Determine which lines contain the word "There", then copy those lines.

━━━━━━━━━━

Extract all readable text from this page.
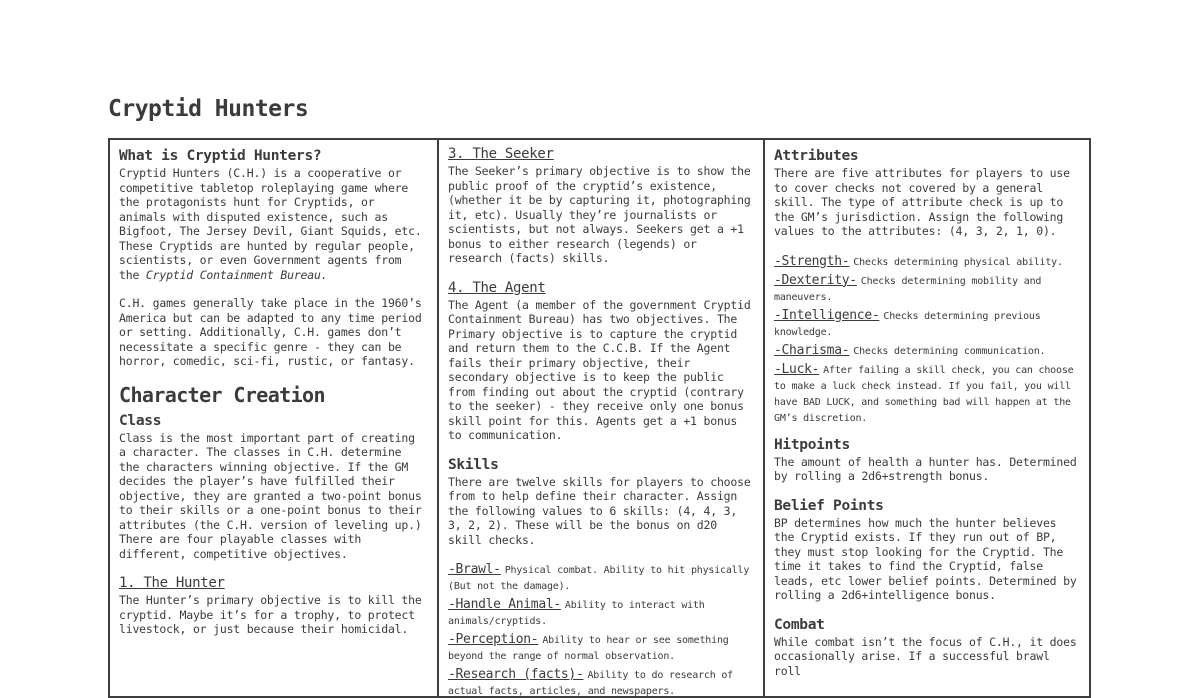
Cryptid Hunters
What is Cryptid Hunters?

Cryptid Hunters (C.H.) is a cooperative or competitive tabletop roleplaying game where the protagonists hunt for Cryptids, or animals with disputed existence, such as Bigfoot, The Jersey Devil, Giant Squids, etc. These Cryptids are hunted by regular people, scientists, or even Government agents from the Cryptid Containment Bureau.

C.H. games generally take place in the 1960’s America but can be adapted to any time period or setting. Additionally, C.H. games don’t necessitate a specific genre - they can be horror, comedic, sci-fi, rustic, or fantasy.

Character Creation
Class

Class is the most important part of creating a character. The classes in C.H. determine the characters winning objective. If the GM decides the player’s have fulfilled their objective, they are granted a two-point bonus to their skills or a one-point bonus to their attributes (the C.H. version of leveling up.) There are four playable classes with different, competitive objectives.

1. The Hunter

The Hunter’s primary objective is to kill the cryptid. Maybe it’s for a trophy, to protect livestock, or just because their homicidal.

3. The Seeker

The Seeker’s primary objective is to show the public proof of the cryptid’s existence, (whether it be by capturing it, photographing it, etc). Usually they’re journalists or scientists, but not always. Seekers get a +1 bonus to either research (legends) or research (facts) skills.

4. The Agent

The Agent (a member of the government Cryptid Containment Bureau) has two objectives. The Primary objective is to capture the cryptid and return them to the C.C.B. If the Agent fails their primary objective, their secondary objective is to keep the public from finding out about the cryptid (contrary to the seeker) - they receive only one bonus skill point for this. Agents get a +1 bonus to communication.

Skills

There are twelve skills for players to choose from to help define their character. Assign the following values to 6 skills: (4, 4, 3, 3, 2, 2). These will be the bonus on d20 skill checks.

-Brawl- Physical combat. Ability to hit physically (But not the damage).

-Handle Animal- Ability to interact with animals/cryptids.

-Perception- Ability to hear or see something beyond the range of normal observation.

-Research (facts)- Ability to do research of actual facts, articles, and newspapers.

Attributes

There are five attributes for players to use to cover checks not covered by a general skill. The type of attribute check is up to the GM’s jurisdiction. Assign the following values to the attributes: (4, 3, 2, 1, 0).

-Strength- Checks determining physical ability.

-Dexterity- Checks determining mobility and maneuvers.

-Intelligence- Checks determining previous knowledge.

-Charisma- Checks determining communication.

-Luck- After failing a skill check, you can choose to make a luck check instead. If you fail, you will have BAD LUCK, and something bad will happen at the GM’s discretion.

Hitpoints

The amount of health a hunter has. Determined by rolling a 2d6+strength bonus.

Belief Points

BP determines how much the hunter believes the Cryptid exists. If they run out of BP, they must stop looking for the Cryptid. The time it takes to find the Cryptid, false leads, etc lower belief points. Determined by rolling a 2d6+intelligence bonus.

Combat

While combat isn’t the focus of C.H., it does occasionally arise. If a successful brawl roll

━━━━━━━━━━

Result of this task
Class is the most important part of creating a character. The classes in C.H. determine the characters winning objective. If the GM decides the player’s have fulfilled their objective, they are granted a two-point bonus to their skills or a one-point bonus to their attributes (the C.H. version of leveling up.) There are four playable classes with different, competitive objectives.
There are twelve skills for players to choose from to help define their character. Assign the following values to 6 skills: (4, 4, 3, 3, 2, 2). These will be the bonus on d20 skill checks.
There are five attributes for players to use to cover checks not covered by a general skill. The type of attribute check is up to the GM’s jurisdiction. Assign the following values to the attributes: (4, 3, 2, 1, 0).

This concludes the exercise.